Dataset rows about figures:

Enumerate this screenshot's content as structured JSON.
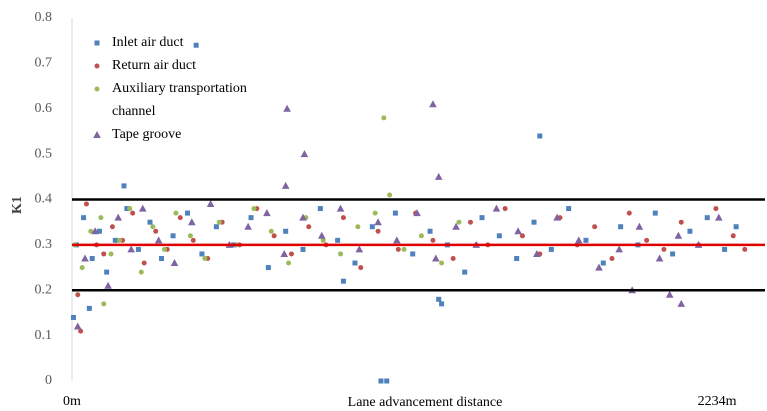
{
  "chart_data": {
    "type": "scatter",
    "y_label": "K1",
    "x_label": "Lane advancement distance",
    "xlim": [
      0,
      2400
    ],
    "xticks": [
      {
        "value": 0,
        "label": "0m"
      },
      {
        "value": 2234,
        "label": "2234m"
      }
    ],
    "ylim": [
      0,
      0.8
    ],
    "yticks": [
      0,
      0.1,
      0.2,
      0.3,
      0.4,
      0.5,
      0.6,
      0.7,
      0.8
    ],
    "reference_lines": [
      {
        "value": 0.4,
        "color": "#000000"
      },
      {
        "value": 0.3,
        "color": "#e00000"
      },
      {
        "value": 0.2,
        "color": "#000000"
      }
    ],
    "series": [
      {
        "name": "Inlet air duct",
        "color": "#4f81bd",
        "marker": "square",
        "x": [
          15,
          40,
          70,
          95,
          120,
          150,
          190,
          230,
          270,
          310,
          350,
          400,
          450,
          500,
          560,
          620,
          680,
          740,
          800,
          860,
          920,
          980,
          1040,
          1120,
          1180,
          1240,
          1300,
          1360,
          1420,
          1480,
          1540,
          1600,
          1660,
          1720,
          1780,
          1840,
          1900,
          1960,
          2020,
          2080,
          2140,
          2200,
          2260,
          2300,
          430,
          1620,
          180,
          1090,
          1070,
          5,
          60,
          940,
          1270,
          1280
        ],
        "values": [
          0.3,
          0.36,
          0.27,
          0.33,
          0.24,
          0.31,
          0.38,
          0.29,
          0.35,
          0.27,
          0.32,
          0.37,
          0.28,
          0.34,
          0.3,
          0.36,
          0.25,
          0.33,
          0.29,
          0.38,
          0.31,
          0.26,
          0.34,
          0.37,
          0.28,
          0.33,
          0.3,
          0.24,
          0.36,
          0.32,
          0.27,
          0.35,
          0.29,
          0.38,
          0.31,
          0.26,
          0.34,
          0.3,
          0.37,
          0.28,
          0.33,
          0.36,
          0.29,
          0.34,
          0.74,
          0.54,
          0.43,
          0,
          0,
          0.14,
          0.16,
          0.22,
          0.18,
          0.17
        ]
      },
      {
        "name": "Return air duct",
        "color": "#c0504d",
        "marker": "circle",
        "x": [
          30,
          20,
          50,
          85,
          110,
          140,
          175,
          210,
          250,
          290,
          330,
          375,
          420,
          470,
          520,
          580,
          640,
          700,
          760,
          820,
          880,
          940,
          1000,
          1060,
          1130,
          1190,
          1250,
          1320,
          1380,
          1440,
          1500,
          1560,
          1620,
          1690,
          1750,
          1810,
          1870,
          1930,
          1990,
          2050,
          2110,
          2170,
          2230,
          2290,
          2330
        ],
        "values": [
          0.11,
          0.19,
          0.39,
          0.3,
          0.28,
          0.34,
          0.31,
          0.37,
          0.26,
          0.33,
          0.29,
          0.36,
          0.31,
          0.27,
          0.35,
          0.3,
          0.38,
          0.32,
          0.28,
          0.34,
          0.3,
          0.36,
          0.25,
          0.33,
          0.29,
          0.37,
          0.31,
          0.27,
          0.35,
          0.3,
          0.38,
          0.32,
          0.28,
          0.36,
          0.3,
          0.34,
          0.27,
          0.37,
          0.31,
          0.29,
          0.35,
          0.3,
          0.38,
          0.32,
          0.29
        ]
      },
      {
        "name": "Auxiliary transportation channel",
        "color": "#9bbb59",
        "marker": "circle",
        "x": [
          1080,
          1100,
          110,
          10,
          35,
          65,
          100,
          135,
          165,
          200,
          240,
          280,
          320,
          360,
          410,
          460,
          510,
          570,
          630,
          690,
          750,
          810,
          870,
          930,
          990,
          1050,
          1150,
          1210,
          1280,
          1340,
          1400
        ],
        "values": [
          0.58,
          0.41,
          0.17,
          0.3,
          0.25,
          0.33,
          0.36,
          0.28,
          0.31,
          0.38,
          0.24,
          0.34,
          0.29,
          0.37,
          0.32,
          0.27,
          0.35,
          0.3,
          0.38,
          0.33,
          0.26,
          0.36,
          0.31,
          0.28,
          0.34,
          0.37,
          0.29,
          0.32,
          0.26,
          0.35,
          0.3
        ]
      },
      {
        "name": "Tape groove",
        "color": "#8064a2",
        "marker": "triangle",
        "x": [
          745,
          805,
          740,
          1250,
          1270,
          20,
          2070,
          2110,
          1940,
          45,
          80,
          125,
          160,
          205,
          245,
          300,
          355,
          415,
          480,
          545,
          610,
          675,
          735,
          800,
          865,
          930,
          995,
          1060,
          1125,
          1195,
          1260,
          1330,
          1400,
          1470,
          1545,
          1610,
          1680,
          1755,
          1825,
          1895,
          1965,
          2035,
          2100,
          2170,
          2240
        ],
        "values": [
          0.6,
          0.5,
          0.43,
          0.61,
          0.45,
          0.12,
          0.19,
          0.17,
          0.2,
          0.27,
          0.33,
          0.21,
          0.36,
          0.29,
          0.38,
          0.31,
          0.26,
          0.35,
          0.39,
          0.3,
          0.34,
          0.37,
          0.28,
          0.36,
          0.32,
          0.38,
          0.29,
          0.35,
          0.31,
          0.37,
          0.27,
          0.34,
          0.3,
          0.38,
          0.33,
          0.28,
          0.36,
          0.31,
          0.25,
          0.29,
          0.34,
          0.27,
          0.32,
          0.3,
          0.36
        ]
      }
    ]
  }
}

==

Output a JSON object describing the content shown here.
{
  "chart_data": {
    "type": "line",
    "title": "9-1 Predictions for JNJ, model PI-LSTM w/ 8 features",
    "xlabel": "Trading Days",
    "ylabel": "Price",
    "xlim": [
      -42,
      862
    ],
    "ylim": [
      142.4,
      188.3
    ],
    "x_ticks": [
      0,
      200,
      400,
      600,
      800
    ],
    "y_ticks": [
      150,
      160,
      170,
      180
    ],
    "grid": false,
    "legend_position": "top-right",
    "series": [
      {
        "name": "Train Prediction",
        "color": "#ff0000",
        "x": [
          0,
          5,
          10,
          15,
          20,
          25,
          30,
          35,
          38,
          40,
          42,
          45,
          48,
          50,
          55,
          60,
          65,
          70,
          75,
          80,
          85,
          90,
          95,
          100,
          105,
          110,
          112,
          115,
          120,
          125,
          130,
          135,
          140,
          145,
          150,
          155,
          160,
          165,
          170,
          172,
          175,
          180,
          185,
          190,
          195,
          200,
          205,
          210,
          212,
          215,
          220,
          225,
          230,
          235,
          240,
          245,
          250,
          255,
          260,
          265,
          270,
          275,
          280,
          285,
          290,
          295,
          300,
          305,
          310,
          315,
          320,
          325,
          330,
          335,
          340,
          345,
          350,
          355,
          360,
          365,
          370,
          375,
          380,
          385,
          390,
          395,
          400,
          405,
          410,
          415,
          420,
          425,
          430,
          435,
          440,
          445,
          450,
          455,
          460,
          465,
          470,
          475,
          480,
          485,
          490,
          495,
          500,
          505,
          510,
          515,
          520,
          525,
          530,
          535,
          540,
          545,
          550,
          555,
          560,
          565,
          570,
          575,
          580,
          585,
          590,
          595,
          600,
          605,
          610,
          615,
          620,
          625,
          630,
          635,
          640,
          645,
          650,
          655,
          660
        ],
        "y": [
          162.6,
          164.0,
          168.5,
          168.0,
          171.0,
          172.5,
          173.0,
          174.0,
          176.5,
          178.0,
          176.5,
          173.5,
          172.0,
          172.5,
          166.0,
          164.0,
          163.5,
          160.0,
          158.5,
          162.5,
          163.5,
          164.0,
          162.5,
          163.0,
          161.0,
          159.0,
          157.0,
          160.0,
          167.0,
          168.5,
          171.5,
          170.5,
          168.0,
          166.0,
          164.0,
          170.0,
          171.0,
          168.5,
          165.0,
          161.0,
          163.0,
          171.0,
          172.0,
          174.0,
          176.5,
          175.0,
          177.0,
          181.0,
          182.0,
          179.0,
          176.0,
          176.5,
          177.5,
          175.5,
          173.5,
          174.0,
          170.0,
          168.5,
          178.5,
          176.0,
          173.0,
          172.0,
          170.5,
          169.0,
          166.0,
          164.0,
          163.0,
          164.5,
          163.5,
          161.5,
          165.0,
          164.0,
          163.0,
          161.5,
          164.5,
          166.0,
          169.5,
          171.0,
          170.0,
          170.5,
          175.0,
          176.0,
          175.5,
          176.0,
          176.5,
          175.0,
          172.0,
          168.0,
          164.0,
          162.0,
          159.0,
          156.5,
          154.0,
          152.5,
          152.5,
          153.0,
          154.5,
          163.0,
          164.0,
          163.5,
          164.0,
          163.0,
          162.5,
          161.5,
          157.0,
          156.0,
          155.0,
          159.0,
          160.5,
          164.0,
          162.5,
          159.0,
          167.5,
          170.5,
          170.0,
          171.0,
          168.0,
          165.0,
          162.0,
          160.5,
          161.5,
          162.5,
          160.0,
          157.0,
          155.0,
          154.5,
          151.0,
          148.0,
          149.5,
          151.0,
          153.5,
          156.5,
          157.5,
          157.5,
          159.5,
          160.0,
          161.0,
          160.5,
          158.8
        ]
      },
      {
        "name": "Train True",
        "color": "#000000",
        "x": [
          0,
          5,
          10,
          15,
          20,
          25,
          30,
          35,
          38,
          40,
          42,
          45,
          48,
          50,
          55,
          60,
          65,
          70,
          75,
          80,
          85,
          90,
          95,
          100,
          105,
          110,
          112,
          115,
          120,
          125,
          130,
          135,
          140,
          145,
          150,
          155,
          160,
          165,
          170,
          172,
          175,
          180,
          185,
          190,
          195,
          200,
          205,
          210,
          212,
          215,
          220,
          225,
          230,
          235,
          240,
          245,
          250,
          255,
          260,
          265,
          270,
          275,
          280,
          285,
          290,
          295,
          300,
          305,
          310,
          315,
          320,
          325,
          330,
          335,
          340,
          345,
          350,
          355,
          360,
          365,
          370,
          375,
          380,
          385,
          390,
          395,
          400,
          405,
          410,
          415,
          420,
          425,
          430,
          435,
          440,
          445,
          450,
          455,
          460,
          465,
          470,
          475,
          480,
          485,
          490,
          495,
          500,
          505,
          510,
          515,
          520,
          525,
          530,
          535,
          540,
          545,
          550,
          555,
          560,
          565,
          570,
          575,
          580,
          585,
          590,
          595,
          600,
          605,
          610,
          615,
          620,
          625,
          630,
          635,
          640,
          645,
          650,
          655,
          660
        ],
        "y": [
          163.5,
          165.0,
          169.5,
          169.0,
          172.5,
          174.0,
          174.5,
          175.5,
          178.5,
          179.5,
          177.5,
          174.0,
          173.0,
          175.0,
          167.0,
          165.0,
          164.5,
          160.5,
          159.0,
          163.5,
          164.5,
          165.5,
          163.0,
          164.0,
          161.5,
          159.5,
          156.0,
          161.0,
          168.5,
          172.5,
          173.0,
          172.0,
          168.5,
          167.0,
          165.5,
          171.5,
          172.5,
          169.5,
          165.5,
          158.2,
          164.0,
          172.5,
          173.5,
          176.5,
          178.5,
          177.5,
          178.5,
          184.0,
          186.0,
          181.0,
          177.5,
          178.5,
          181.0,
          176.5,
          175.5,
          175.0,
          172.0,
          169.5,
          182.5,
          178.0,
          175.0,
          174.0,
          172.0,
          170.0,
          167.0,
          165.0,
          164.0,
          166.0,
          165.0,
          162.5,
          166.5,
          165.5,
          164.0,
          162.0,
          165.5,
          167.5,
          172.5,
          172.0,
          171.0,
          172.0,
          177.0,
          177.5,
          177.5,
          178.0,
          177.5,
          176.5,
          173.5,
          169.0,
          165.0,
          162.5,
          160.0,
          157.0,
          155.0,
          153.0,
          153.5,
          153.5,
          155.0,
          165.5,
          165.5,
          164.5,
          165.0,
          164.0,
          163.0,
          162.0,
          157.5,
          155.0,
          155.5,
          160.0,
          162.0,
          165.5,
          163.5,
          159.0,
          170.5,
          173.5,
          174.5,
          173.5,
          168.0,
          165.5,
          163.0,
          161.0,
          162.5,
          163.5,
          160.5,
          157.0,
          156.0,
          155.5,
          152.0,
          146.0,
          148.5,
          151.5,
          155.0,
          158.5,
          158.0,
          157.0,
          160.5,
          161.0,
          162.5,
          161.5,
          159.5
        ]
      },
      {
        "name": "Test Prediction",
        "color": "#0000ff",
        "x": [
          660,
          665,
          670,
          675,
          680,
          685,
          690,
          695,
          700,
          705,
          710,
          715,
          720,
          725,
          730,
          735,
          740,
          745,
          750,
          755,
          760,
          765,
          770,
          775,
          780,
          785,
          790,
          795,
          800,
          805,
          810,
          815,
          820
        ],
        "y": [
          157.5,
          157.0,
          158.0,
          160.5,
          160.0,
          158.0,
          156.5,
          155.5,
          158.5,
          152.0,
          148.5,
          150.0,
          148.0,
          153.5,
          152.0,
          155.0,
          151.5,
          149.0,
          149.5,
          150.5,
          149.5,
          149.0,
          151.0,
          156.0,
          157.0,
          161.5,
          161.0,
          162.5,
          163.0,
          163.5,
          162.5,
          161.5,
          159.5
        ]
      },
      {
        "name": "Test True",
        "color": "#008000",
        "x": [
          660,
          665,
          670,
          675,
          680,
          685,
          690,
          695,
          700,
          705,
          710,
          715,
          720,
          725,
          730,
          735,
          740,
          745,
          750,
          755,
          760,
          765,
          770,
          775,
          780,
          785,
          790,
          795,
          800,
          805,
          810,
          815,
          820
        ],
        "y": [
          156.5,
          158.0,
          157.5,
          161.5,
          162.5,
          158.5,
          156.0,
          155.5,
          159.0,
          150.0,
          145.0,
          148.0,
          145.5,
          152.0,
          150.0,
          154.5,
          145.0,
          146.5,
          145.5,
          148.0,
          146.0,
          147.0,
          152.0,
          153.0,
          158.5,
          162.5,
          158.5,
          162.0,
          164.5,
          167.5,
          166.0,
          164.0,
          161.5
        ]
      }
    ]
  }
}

→ YOUR OBJECTIVE
In the records above, how many lines hold the string "color"? Reply with only the number.

→ FULL OUTPUT
11